**Supplied entries:**
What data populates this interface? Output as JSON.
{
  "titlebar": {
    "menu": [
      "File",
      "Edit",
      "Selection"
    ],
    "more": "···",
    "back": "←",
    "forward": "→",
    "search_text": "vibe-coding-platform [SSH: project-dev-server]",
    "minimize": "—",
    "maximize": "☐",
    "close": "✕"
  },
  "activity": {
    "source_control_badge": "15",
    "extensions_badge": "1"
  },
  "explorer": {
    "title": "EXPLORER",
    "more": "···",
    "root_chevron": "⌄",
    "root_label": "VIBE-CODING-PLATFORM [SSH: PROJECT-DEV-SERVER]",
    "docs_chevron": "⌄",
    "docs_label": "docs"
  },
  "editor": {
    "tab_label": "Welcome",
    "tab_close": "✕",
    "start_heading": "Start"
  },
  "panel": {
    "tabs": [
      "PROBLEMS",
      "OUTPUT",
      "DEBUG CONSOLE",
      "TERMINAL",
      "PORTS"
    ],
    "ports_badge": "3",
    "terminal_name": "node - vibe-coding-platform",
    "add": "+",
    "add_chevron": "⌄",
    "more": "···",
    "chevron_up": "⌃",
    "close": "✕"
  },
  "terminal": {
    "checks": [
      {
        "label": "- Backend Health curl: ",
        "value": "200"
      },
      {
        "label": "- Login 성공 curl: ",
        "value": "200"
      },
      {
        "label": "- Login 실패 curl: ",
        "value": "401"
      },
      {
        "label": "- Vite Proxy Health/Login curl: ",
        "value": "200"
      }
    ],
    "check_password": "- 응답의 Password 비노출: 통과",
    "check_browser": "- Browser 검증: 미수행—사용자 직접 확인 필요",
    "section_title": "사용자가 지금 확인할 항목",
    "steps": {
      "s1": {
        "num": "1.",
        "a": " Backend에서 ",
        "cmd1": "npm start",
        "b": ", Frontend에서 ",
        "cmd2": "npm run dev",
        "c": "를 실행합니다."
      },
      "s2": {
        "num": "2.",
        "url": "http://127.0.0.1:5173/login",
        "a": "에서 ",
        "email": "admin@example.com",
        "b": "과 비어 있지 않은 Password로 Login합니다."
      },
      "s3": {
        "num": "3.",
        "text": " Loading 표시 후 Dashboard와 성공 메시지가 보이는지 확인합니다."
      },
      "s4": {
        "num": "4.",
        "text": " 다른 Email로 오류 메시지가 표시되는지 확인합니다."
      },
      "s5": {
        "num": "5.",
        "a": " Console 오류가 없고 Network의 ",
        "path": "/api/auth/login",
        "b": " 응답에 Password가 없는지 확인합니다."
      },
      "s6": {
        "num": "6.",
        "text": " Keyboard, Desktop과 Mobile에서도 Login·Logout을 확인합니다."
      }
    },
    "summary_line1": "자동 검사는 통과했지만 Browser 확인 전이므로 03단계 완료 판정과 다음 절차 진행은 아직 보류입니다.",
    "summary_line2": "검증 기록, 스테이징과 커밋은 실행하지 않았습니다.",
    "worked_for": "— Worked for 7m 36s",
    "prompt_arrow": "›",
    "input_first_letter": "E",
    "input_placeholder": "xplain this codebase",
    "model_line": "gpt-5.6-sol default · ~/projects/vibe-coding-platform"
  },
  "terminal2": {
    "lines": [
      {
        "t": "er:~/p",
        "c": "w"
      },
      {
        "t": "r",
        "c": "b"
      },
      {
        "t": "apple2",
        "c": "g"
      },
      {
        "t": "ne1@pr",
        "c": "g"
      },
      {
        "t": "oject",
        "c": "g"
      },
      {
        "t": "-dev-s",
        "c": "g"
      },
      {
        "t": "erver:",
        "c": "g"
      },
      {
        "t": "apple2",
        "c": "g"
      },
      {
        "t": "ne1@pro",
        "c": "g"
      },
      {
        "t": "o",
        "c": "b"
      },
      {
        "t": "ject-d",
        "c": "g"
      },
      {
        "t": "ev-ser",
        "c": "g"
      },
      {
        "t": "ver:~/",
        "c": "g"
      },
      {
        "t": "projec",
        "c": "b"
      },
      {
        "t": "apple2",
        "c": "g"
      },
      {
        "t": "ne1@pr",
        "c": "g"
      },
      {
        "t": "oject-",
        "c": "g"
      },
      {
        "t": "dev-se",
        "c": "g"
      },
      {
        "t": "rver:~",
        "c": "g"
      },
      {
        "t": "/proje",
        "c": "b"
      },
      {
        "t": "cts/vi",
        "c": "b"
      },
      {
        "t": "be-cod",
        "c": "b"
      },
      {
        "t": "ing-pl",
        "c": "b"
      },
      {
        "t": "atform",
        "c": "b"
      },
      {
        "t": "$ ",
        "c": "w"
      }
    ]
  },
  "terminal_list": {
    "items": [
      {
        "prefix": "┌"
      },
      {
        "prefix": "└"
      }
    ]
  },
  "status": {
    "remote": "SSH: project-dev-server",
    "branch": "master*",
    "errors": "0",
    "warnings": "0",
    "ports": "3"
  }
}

**Exercise task:**
Return all of the above records exactly, leaving no line out.

**Solution for this task:**
What data populates this interface? Output as JSON.
{
  "titlebar": {
    "menu": [
      "File",
      "Edit",
      "Selection"
    ],
    "more": "···",
    "back": "←",
    "forward": "→",
    "search_text": "vibe-coding-platform [SSH: project-dev-server]",
    "minimize": "—",
    "maximize": "☐",
    "close": "✕"
  },
  "activity": {
    "source_control_badge": "15",
    "extensions_badge": "1"
  },
  "explorer": {
    "title": "EXPLORER",
    "more": "···",
    "root_chevron": "⌄",
    "root_label": "VIBE-CODING-PLATFORM [SSH: PROJECT-DEV-SERVER]",
    "docs_chevron": "⌄",
    "docs_label": "docs"
  },
  "editor": {
    "tab_label": "Welcome",
    "tab_close": "✕",
    "start_heading": "Start"
  },
  "panel": {
    "tabs": [
      "PROBLEMS",
      "OUTPUT",
      "DEBUG CONSOLE",
      "TERMINAL",
      "PORTS"
    ],
    "ports_badge": "3",
    "terminal_name": "node - vibe-coding-platform",
    "add": "+",
    "add_chevron": "⌄",
    "more": "···",
    "chevron_up": "⌃",
    "close": "✕"
  },
  "terminal": {
    "checks": [
      {
        "label": "- Backend Health curl: ",
        "value": "200"
      },
      {
        "label": "- Login 성공 curl: ",
        "value": "200"
      },
      {
        "label": "- Login 실패 curl: ",
        "value": "401"
      },
      {
        "label": "- Vite Proxy Health/Login curl: ",
        "value": "200"
      }
    ],
    "check_password": "- 응답의 Password 비노출: 통과",
    "check_browser": "- Browser 검증: 미수행—사용자 직접 확인 필요",
    "section_title": "사용자가 지금 확인할 항목",
    "steps": {
      "s1": {
        "num": "1.",
        "a": " Backend에서 ",
        "cmd1": "npm start",
        "b": ", Frontend에서 ",
        "cmd2": "npm run dev",
        "c": "를 실행합니다."
      },
      "s2": {
        "num": "2.",
        "url": "http://127.0.0.1:5173/login",
        "a": "에서 ",
        "email": "admin@example.com",
        "b": "과 비어 있지 않은 Password로 Login합니다."
      },
      "s3": {
        "num": "3.",
        "text": " Loading 표시 후 Dashboard와 성공 메시지가 보이는지 확인합니다."
      },
      "s4": {
        "num": "4.",
        "text": " 다른 Email로 오류 메시지가 표시되는지 확인합니다."
      },
      "s5": {
        "num": "5.",
        "a": " Console 오류가 없고 Network의 ",
        "path": "/api/auth/login",
        "b": " 응답에 Password가 없는지 확인합니다."
      },
      "s6": {
        "num": "6.",
        "text": " Keyboard, Desktop과 Mobile에서도 Login·Logout을 확인합니다."
      }
    },
    "summary_line1": "자동 검사는 통과했지만 Browser 확인 전이므로 03단계 완료 판정과 다음 절차 진행은 아직 보류입니다.",
    "summary_line2": "검증 기록, 스테이징과 커밋은 실행하지 않았습니다.",
    "worked_for": "— Worked for 7m 36s",
    "prompt_arrow": "›",
    "input_first_letter": "E",
    "input_placeholder": "xplain this codebase",
    "model_line": "gpt-5.6-sol default · ~/projects/vibe-coding-platform"
  },
  "terminal2": {
    "lines": [
      {
        "t": "er:~/p",
        "c": "w"
      },
      {
        "t": "r",
        "c": "b"
      },
      {
        "t": "apple2",
        "c": "g"
      },
      {
        "t": "ne1@pr",
        "c": "g"
      },
      {
        "t": "oject",
        "c": "g"
      },
      {
        "t": "-dev-s",
        "c": "g"
      },
      {
        "t": "erver:",
        "c": "g"
      },
      {
        "t": "apple2",
        "c": "g"
      },
      {
        "t": "ne1@pro",
        "c": "g"
      },
      {
        "t": "o",
        "c": "b"
      },
      {
        "t": "ject-d",
        "c": "g"
      },
      {
        "t": "ev-ser",
        "c": "g"
      },
      {
        "t": "ver:~/",
        "c": "g"
      },
      {
        "t": "projec",
        "c": "b"
      },
      {
        "t": "apple2",
        "c": "g"
      },
      {
        "t": "ne1@pr",
        "c": "g"
      },
      {
        "t": "oject-",
        "c": "g"
      },
      {
        "t": "dev-se",
        "c": "g"
      },
      {
        "t": "rver:~",
        "c": "g"
      },
      {
        "t": "/proje",
        "c": "b"
      },
      {
        "t": "cts/vi",
        "c": "b"
      },
      {
        "t": "be-cod",
        "c": "b"
      },
      {
        "t": "ing-pl",
        "c": "b"
      },
      {
        "t": "atform",
        "c": "b"
      },
      {
        "t": "$ ",
        "c": "w"
      }
    ]
  },
  "terminal_list": {
    "items": [
      {
        "prefix": "┌"
      },
      {
        "prefix": "└"
      }
    ]
  },
  "status": {
    "remote": "SSH: project-dev-server",
    "branch": "master*",
    "errors": "0",
    "warnings": "0",
    "ports": "3"
  }
}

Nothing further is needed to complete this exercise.